What you need to do - Count the lines in the following data that include "concerned". Please write only the number.

** Opening Provided data block **

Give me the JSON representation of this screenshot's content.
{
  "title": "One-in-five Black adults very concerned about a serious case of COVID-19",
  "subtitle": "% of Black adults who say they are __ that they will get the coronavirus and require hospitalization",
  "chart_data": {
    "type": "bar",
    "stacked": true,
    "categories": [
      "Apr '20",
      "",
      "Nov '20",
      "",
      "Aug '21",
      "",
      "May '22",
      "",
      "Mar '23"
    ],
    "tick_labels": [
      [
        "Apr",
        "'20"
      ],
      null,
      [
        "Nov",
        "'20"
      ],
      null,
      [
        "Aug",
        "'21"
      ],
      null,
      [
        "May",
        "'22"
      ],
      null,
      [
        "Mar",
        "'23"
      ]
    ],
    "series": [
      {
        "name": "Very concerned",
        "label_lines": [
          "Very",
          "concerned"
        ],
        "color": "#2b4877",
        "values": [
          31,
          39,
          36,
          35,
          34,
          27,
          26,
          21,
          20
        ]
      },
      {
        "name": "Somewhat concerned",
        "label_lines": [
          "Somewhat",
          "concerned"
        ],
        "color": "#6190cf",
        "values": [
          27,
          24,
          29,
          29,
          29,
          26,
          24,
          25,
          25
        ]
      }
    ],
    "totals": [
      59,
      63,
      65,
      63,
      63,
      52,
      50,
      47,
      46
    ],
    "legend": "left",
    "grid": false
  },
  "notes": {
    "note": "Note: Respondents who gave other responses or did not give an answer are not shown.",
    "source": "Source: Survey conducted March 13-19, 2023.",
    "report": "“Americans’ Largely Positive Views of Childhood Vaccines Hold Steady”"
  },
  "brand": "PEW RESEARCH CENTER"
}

** Closing Provided data block **

Response area - 5